Start of RAW RECORDS

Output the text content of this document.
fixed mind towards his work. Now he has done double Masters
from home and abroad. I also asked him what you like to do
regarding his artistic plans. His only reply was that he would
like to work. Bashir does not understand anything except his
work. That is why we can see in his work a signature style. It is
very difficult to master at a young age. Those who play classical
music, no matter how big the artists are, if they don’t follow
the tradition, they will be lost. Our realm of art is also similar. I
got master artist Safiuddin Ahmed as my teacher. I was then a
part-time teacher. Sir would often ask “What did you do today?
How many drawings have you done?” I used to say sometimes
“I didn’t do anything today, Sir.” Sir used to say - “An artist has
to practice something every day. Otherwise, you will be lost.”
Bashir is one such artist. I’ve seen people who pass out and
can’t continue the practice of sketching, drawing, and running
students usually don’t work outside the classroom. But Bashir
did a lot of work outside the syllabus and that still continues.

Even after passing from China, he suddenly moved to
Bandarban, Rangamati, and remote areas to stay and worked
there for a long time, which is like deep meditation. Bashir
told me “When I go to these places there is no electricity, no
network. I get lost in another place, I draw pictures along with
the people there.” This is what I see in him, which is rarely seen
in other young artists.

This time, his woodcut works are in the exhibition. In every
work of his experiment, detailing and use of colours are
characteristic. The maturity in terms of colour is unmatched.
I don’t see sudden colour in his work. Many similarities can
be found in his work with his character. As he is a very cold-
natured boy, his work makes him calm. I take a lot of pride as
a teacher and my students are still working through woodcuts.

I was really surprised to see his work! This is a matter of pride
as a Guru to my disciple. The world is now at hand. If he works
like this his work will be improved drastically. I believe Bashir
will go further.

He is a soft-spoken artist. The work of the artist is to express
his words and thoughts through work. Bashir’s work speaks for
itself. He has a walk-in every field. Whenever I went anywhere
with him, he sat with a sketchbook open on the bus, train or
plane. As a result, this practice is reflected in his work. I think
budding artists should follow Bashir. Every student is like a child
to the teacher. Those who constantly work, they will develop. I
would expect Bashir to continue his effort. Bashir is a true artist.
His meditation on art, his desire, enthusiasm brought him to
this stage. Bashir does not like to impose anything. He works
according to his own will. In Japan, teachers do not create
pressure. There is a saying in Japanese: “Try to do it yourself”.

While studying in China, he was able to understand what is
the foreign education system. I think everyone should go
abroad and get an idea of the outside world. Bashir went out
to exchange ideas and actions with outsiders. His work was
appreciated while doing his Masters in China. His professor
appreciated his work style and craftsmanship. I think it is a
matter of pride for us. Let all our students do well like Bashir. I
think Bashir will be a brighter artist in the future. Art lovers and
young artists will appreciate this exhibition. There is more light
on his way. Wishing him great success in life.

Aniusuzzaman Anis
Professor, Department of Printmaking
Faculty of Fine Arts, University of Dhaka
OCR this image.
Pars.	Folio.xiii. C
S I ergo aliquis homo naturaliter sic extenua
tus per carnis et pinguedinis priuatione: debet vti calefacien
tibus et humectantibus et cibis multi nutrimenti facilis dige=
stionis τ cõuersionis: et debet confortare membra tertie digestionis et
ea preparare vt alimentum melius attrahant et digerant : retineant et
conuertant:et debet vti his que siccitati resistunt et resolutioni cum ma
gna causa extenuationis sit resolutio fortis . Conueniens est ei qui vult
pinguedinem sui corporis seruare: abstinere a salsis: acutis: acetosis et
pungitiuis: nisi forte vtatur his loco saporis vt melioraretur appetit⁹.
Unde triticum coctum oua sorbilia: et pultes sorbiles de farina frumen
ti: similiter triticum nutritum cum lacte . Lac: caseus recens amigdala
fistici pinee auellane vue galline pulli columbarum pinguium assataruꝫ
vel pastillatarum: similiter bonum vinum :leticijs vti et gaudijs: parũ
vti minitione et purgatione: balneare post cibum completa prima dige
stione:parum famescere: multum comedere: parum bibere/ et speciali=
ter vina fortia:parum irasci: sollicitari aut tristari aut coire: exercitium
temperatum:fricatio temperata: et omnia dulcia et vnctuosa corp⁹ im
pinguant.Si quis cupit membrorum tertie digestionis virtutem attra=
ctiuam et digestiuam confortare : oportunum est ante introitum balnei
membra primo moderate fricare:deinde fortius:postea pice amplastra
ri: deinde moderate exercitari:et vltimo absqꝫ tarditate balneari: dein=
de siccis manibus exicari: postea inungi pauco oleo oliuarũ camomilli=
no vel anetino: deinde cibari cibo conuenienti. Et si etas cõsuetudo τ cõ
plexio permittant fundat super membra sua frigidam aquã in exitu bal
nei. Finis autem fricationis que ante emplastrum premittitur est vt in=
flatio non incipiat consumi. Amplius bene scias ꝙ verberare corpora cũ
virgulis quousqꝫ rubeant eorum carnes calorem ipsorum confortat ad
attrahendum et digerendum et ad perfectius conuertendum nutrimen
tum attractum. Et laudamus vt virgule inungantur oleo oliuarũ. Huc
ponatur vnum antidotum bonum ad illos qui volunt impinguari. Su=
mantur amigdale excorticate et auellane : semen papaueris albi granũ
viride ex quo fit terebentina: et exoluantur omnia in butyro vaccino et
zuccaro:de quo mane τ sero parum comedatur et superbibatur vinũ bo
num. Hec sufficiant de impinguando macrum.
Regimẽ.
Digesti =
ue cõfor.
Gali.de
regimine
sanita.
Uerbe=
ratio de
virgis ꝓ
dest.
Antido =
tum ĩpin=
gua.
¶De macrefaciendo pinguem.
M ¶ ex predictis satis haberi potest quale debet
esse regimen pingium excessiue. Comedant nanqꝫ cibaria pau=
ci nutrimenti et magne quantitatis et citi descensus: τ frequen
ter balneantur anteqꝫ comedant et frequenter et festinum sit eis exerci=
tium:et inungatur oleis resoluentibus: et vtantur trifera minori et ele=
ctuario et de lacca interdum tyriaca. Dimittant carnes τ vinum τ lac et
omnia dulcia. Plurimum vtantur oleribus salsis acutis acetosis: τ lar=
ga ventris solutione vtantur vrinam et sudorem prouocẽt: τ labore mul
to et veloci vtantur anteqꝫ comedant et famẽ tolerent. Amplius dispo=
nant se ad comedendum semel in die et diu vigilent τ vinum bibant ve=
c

End of RAW RECORDS

* _TASK OBJECTIVE_: Exactly reproduce every line of the records.

* _SOLUTION TO THE PROBLEM_:
Output the text content of this document.
fixed mind towards his work. Now he has done double Masters
from home and abroad. I also asked him what you like to do
regarding his artistic plans. His only reply was that he would
like to work. Bashir does not understand anything except his
work. That is why we can see in his work a signature style. It is
very difficult to master at a young age. Those who play classical
music, no matter how big the artists are, if they don’t follow
the tradition, they will be lost. Our realm of art is also similar. I
got master artist Safiuddin Ahmed as my teacher. I was then a
part-time teacher. Sir would often ask “What did you do today?
How many drawings have you done?” I used to say sometimes
“I didn’t do anything today, Sir.” Sir used to say - “An artist has
to practice something every day. Otherwise, you will be lost.”
Bashir is one such artist. I’ve seen people who pass out and
can’t continue the practice of sketching, drawing, and running
students usually don’t work outside the classroom. But Bashir
did a lot of work outside the syllabus and that still continues.

Even after passing from China, he suddenly moved to
Bandarban, Rangamati, and remote areas to stay and worked
there for a long time, which is like deep meditation. Bashir
told me “When I go to these places there is no electricity, no
network. I get lost in another place, I draw pictures along with
the people there.” This is what I see in him, which is rarely seen
in other young artists.

This time, his woodcut works are in the exhibition. In every
work of his experiment, detailing and use of colours are
characteristic. The maturity in terms of colour is unmatched.
I don’t see sudden colour in his work. Many similarities can
be found in his work with his character. As he is a very cold-
natured boy, his work makes him calm. I take a lot of pride as
a teacher and my students are still working through woodcuts.

I was really surprised to see his work! This is a matter of pride
as a Guru to my disciple. The world is now at hand. If he works
like this his work will be improved drastically. I believe Bashir
will go further.

He is a soft-spoken artist. The work of the artist is to express
his words and thoughts through work. Bashir’s work speaks for
itself. He has a walk-in every field. Whenever I went anywhere
with him, he sat with a sketchbook open on the bus, train or
plane. As a result, this practice is reflected in his work. I think
budding artists should follow Bashir. Every student is like a child
to the teacher. Those who constantly work, they will develop. I
would expect Bashir to continue his effort. Bashir is a true artist.
His meditation on art, his desire, enthusiasm brought him to
this stage. Bashir does not like to impose anything. He works
according to his own will. In Japan, teachers do not create
pressure. There is a saying in Japanese: “Try to do it yourself”.

While studying in China, he was able to understand what is
the foreign education system. I think everyone should go
abroad and get an idea of the outside world. Bashir went out
to exchange ideas and actions with outsiders. His work was
appreciated while doing his Masters in China. His professor
appreciated his work style and craftsmanship. I think it is a
matter of pride for us. Let all our students do well like Bashir. I
think Bashir will be a brighter artist in the future. Art lovers and
young artists will appreciate this exhibition. There is more light
on his way. Wishing him great success in life.

Aniusuzzaman Anis
Professor, Department of Printmaking
Faculty of Fine Arts, University of Dhaka
OCR this image.
Pars.	Folio.xiii. C
S I ergo aliquis homo naturaliter sic extenua
tus per carnis et pinguedinis priuatione: debet vti calefacien
tibus et humectantibus et cibis multi nutrimenti facilis dige=
stionis τ cõuersionis: et debet confortare membra tertie digestionis et
ea preparare vt alimentum melius attrahant et digerant : retineant et
conuertant:et debet vti his que siccitati resistunt et resolutioni cum ma
gna causa extenuationis sit resolutio fortis . Conueniens est ei qui vult
pinguedinem sui corporis seruare: abstinere a salsis: acutis: acetosis et
pungitiuis: nisi forte vtatur his loco saporis vt melioraretur appetit⁹.
Unde triticum coctum oua sorbilia: et pultes sorbiles de farina frumen
ti: similiter triticum nutritum cum lacte . Lac: caseus recens amigdala
fistici pinee auellane vue galline pulli columbarum pinguium assataruꝫ
vel pastillatarum: similiter bonum vinum :leticijs vti et gaudijs: parũ
vti minitione et purgatione: balneare post cibum completa prima dige
stione:parum famescere: multum comedere: parum bibere/ et speciali=
ter vina fortia:parum irasci: sollicitari aut tristari aut coire: exercitium
temperatum:fricatio temperata: et omnia dulcia et vnctuosa corp⁹ im
pinguant.Si quis cupit membrorum tertie digestionis virtutem attra=
ctiuam et digestiuam confortare : oportunum est ante introitum balnei
membra primo moderate fricare:deinde fortius:postea pice amplastra
ri: deinde moderate exercitari:et vltimo absqꝫ tarditate balneari: dein=
de siccis manibus exicari: postea inungi pauco oleo oliuarũ camomilli=
no vel anetino: deinde cibari cibo conuenienti. Et si etas cõsuetudo τ cõ
plexio permittant fundat super membra sua frigidam aquã in exitu bal
nei. Finis autem fricationis que ante emplastrum premittitur est vt in=
flatio non incipiat consumi. Amplius bene scias ꝙ verberare corpora cũ
virgulis quousqꝫ rubeant eorum carnes calorem ipsorum confortat ad
attrahendum et digerendum et ad perfectius conuertendum nutrimen
tum attractum. Et laudamus vt virgule inungantur oleo oliuarũ. Huc
ponatur vnum antidotum bonum ad illos qui volunt impinguari. Su=
mantur amigdale excorticate et auellane : semen papaueris albi granũ
viride ex quo fit terebentina: et exoluantur omnia in butyro vaccino et
zuccaro:de quo mane τ sero parum comedatur et superbibatur vinũ bo
num. Hec sufficiant de impinguando macrum.
Regimẽ.
Digesti =
ue cõfor.
Gali.de
regimine
sanita.
Uerbe=
ratio de
virgis ꝓ
dest.
Antido =
tum ĩpin=
gua.
¶De macrefaciendo pinguem.
M ¶ ex predictis satis haberi potest quale debet
esse regimen pingium excessiue. Comedant nanqꝫ cibaria pau=
ci nutrimenti et magne quantitatis et citi descensus: τ frequen
ter balneantur anteqꝫ comedant et frequenter et festinum sit eis exerci=
tium:et inungatur oleis resoluentibus: et vtantur trifera minori et ele=
ctuario et de lacca interdum tyriaca. Dimittant carnes τ vinum τ lac et
omnia dulcia. Plurimum vtantur oleribus salsis acutis acetosis: τ lar=
ga ventris solutione vtantur vrinam et sudorem prouocẽt: τ labore mul
to et veloci vtantur anteqꝫ comedant et famẽ tolerent. Amplius dispo=
nant se ad comedendum semel in die et diu vigilent τ vinum bibant ve=
c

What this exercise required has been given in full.